Transcribe every entry word for word, leaving out all images.

==== DATA SUPPLIED

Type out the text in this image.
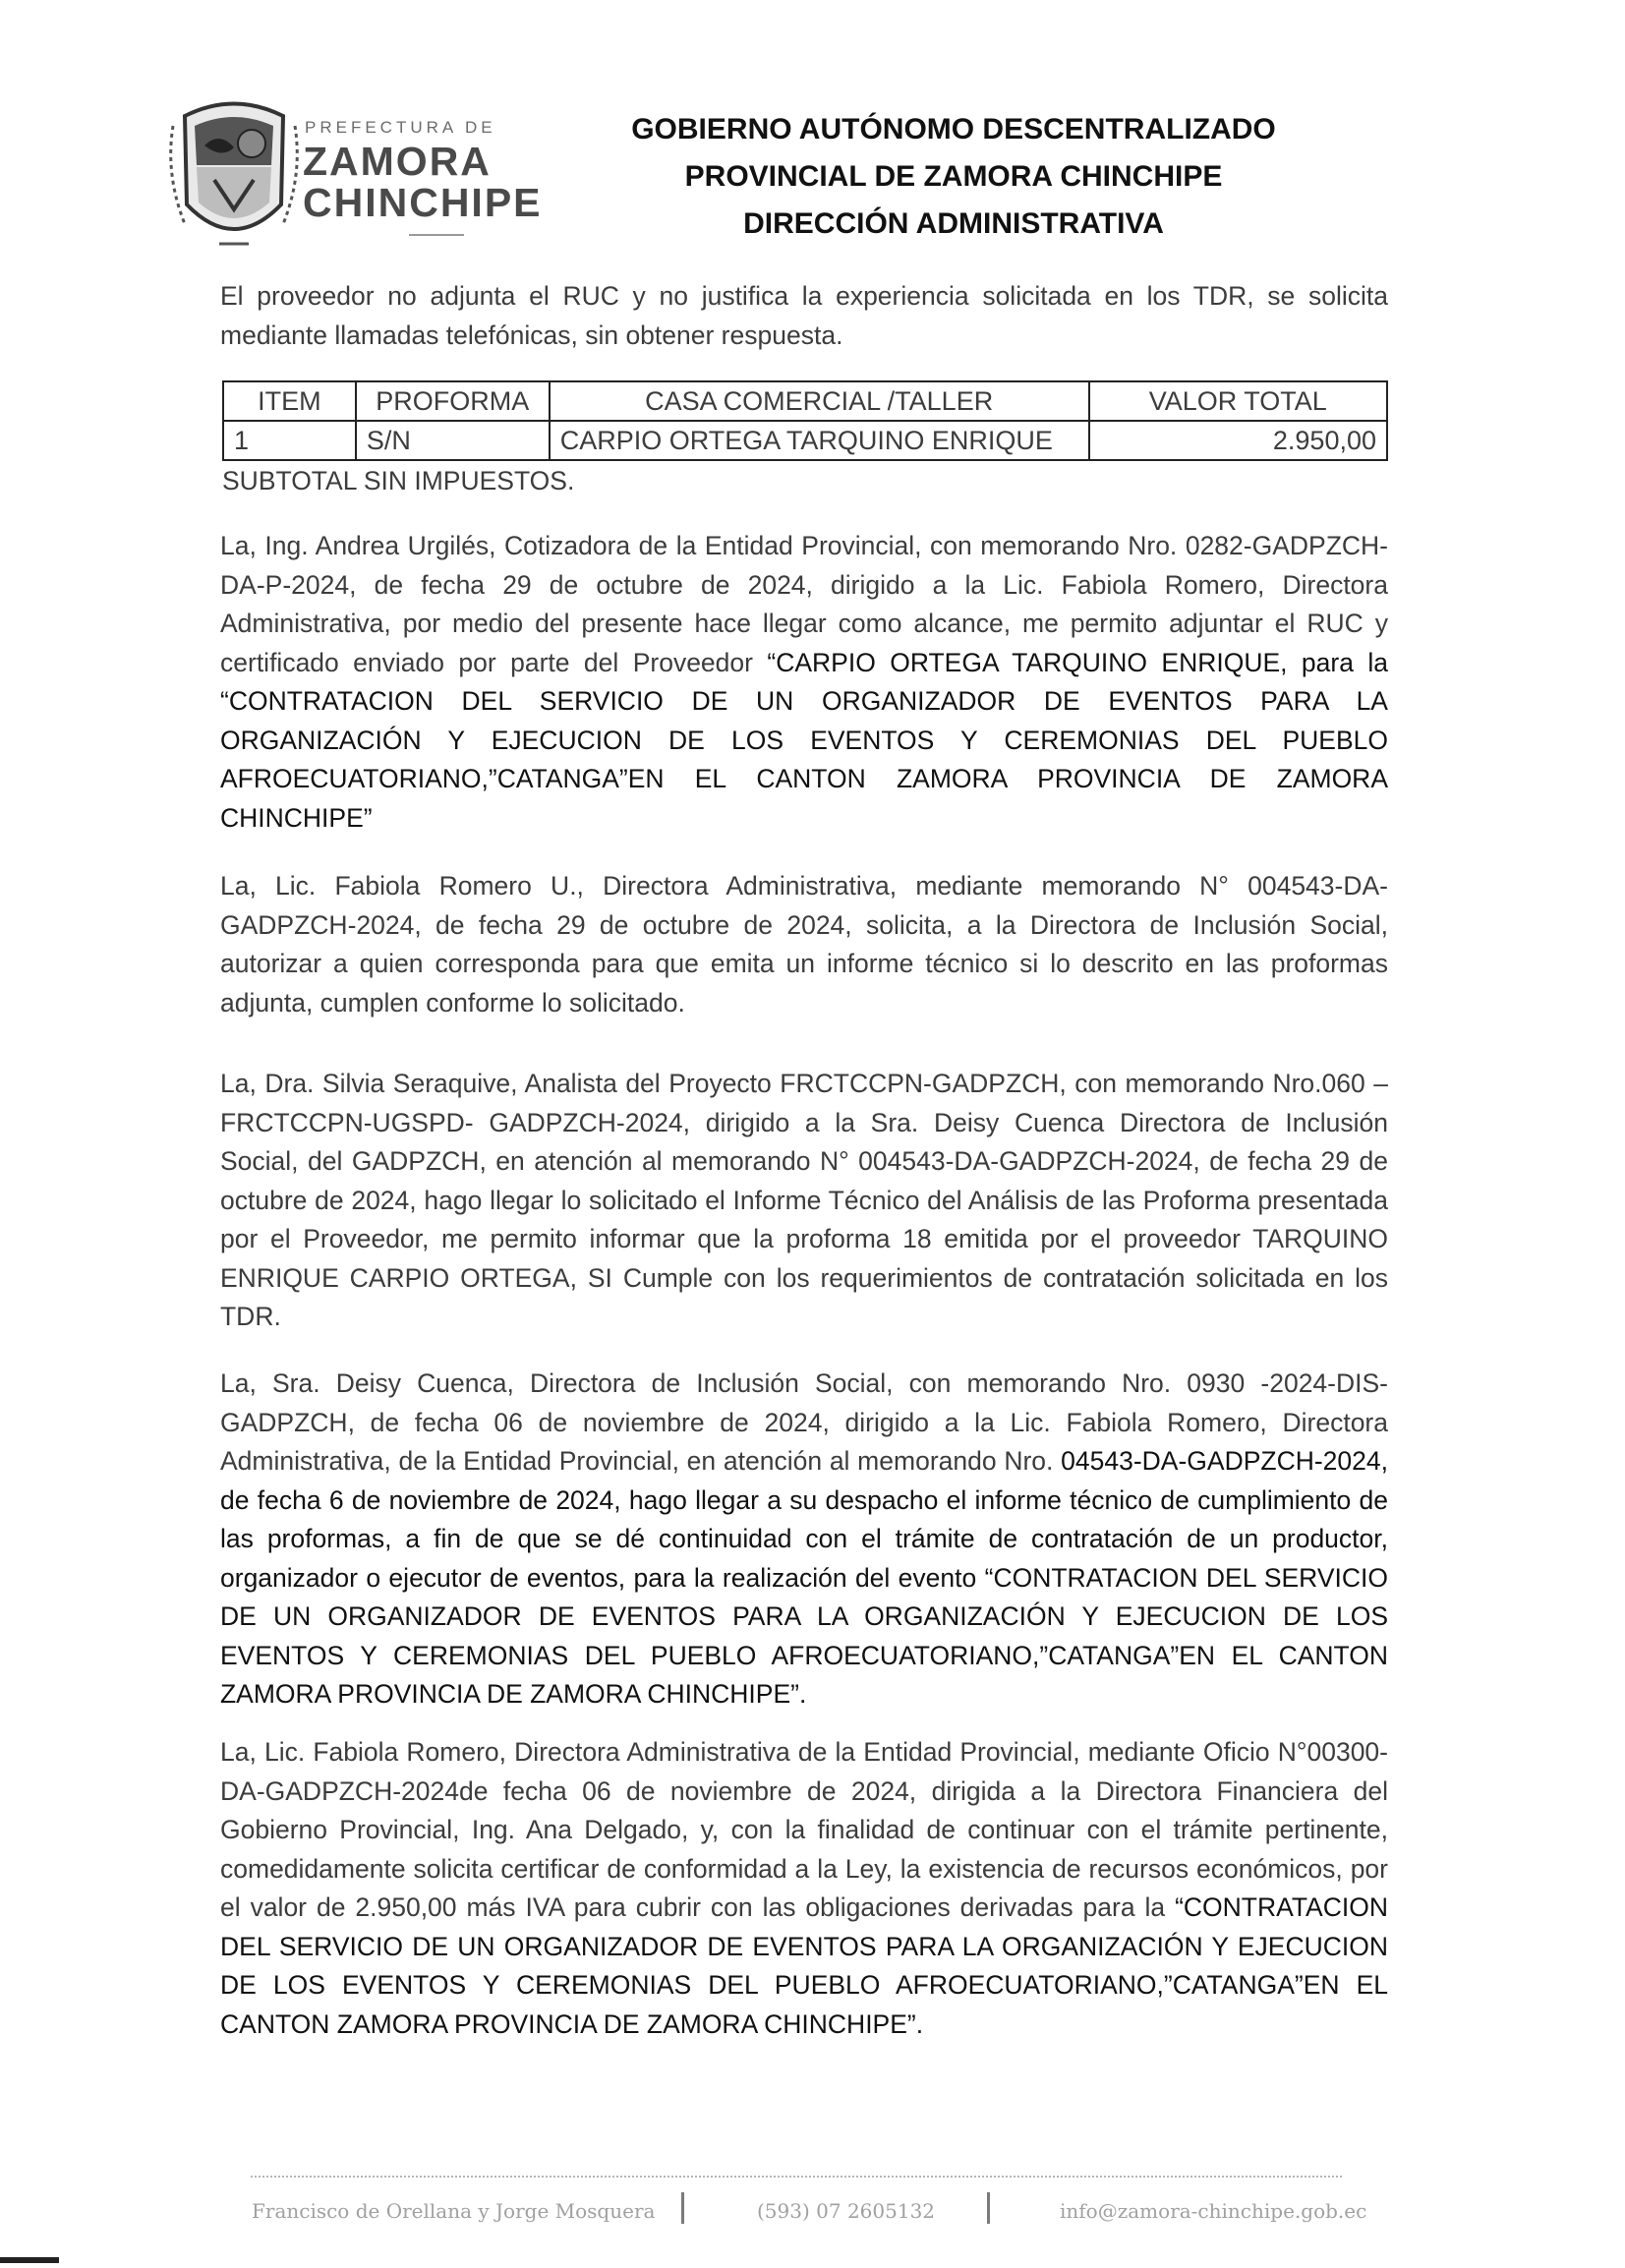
PREFECTURA DE
ZAMORA
CHINCHIPE
GOBIERNO AUTÓNOMO DESCENTRALIZADO
PROVINCIAL DE ZAMORA CHINCHIPE
DIRECCIÓN ADMINISTRATIVA
El proveedor no adjunta el RUC y no justifica la experiencia solicitada en los TDR, se solicita mediante llamadas telefónicas, sin obtener respuesta.
ITEM	PROFORMA	CASA COMERCIAL /TALLER	VALOR TOTAL
1	S/N	CARPIO ORTEGA TARQUINO ENRIQUE	2.950,00
SUBTOTAL SIN IMPUESTOS.
La, Ing. Andrea Urgilés, Cotizadora de la Entidad Provincial, con memorando Nro. 0282-GADPZCH-DA-P-2024, de fecha 29 de octubre de 2024, dirigido a la Lic. Fabiola Romero, Directora Administrativa, por medio del presente hace llegar como alcance, me permito adjuntar el RUC y certificado enviado por parte del Proveedor “CARPIO ORTEGA TARQUINO ENRIQUE, para la “CONTRATACION DEL SERVICIO DE UN ORGANIZADOR DE EVENTOS PARA LA ORGANIZACIÓN Y EJECUCION DE LOS EVENTOS Y CEREMONIAS DEL PUEBLO AFROECUATORIANO,”CATANGA”EN EL CANTON ZAMORA PROVINCIA DE ZAMORA CHINCHIPE”
La, Lic. Fabiola Romero U., Directora Administrativa, mediante memorando N° 004543-DA-GADPZCH-2024, de fecha 29 de octubre de 2024, solicita, a la Directora de Inclusión Social, autorizar a quien corresponda para que emita un informe técnico si lo descrito en las proformas adjunta, cumplen conforme lo solicitado.
La, Dra. Silvia Seraquive, Analista del Proyecto FRCTCCPN-GADPZCH, con memorando Nro.060 –FRCTCCPN-UGSPD- GADPZCH-2024, dirigido a la Sra. Deisy Cuenca Directora de Inclusión Social, del GADPZCH, en atención al memorando N° 004543-DA-GADPZCH-2024, de fecha 29 de octubre de 2024, hago llegar lo solicitado el Informe Técnico del Análisis de las Proforma presentada por el Proveedor, me permito informar que la proforma 18 emitida por el proveedor TARQUINO ENRIQUE CARPIO ORTEGA, SI Cumple con los requerimientos de contratación solicitada en los TDR.
La, Sra. Deisy Cuenca, Directora de Inclusión Social, con memorando Nro. 0930 -2024-DIS-GADPZCH, de fecha 06 de noviembre de 2024, dirigido a la Lic. Fabiola Romero, Directora Administrativa, de la Entidad Provincial, en atención al memorando Nro. 04543-DA-GADPZCH-2024, de fecha 6 de noviembre de 2024, hago llegar a su despacho el informe técnico de cumplimiento de las proformas, a fin de que se dé continuidad con el trámite de contratación de un productor, organizador o ejecutor de eventos, para la realización del evento “CONTRATACION DEL SERVICIO DE UN ORGANIZADOR DE EVENTOS PARA LA ORGANIZACIÓN Y EJECUCION DE LOS EVENTOS Y CEREMONIAS DEL PUEBLO AFROECUATORIANO,”CATANGA”EN EL CANTON ZAMORA PROVINCIA DE ZAMORA CHINCHIPE”.
La, Lic. Fabiola Romero, Directora Administrativa de la Entidad Provincial, mediante Oficio N°00300-DA-GADPZCH-2024de fecha 06 de noviembre de 2024, dirigida a la Directora Financiera del Gobierno Provincial, Ing. Ana Delgado, y, con la finalidad de continuar con el trámite pertinente, comedidamente solicita certificar de conformidad a la Ley, la existencia de recursos económicos, por el valor de 2.950,00 más IVA para cubrir con las obligaciones derivadas para la “CONTRATACION DEL SERVICIO DE UN ORGANIZADOR DE EVENTOS PARA LA ORGANIZACIÓN Y EJECUCION DE LOS EVENTOS Y CEREMONIAS DEL PUEBLO AFROECUATORIANO,”CATANGA”EN EL CANTON ZAMORA PROVINCIA DE ZAMORA CHINCHIPE”.
Francisco de Orellana y Jorge Mosquera	(593) 07 2605132	info@zamora-chinchipe.gob.ec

========

▸ **IN RESPONSE**:
Type out the text in this image.
PREFECTURA DE
ZAMORA
CHINCHIPE
GOBIERNO AUTÓNOMO DESCENTRALIZADO
PROVINCIAL DE ZAMORA CHINCHIPE
DIRECCIÓN ADMINISTRATIVA
El proveedor no adjunta el RUC y no justifica la experiencia solicitada en los TDR, se solicita mediante llamadas telefónicas, sin obtener respuesta.
ITEM	PROFORMA	CASA COMERCIAL /TALLER	VALOR TOTAL
1	S/N	CARPIO ORTEGA TARQUINO ENRIQUE	2.950,00
SUBTOTAL SIN IMPUESTOS.
La, Ing. Andrea Urgilés, Cotizadora de la Entidad Provincial, con memorando Nro. 0282-GADPZCH-DA-P-2024, de fecha 29 de octubre de 2024, dirigido a la Lic. Fabiola Romero, Directora Administrativa, por medio del presente hace llegar como alcance, me permito adjuntar el RUC y certificado enviado por parte del Proveedor “CARPIO ORTEGA TARQUINO ENRIQUE, para la “CONTRATACION DEL SERVICIO DE UN ORGANIZADOR DE EVENTOS PARA LA ORGANIZACIÓN Y EJECUCION DE LOS EVENTOS Y CEREMONIAS DEL PUEBLO AFROECUATORIANO,”CATANGA”EN EL CANTON ZAMORA PROVINCIA DE ZAMORA CHINCHIPE”
La, Lic. Fabiola Romero U., Directora Administrativa, mediante memorando N° 004543-DA-GADPZCH-2024, de fecha 29 de octubre de 2024, solicita, a la Directora de Inclusión Social, autorizar a quien corresponda para que emita un informe técnico si lo descrito en las proformas adjunta, cumplen conforme lo solicitado.
La, Dra. Silvia Seraquive, Analista del Proyecto FRCTCCPN-GADPZCH, con memorando Nro.060 –FRCTCCPN-UGSPD- GADPZCH-2024, dirigido a la Sra. Deisy Cuenca Directora de Inclusión Social, del GADPZCH, en atención al memorando N° 004543-DA-GADPZCH-2024, de fecha 29 de octubre de 2024, hago llegar lo solicitado el Informe Técnico del Análisis de las Proforma presentada por el Proveedor, me permito informar que la proforma 18 emitida por el proveedor TARQUINO ENRIQUE CARPIO ORTEGA, SI Cumple con los requerimientos de contratación solicitada en los TDR.
La, Sra. Deisy Cuenca, Directora de Inclusión Social, con memorando Nro. 0930 -2024-DIS-GADPZCH, de fecha 06 de noviembre de 2024, dirigido a la Lic. Fabiola Romero, Directora Administrativa, de la Entidad Provincial, en atención al memorando Nro. 04543-DA-GADPZCH-2024, de fecha 6 de noviembre de 2024, hago llegar a su despacho el informe técnico de cumplimiento de las proformas, a fin de que se dé continuidad con el trámite de contratación de un productor, organizador o ejecutor de eventos, para la realización del evento “CONTRATACION DEL SERVICIO DE UN ORGANIZADOR DE EVENTOS PARA LA ORGANIZACIÓN Y EJECUCION DE LOS EVENTOS Y CEREMONIAS DEL PUEBLO AFROECUATORIANO,”CATANGA”EN EL CANTON ZAMORA PROVINCIA DE ZAMORA CHINCHIPE”.
La, Lic. Fabiola Romero, Directora Administrativa de la Entidad Provincial, mediante Oficio N°00300-DA-GADPZCH-2024de fecha 06 de noviembre de 2024, dirigida a la Directora Financiera del Gobierno Provincial, Ing. Ana Delgado, y, con la finalidad de continuar con el trámite pertinente, comedidamente solicita certificar de conformidad a la Ley, la existencia de recursos económicos, por el valor de 2.950,00 más IVA para cubrir con las obligaciones derivadas para la “CONTRATACION DEL SERVICIO DE UN ORGANIZADOR DE EVENTOS PARA LA ORGANIZACIÓN Y EJECUCION DE LOS EVENTOS Y CEREMONIAS DEL PUEBLO AFROECUATORIANO,”CATANGA”EN EL CANTON ZAMORA PROVINCIA DE ZAMORA CHINCHIPE”.
Francisco de Orellana y Jorge Mosquera	(593) 07 2605132	info@zamora-chinchipe.gob.ec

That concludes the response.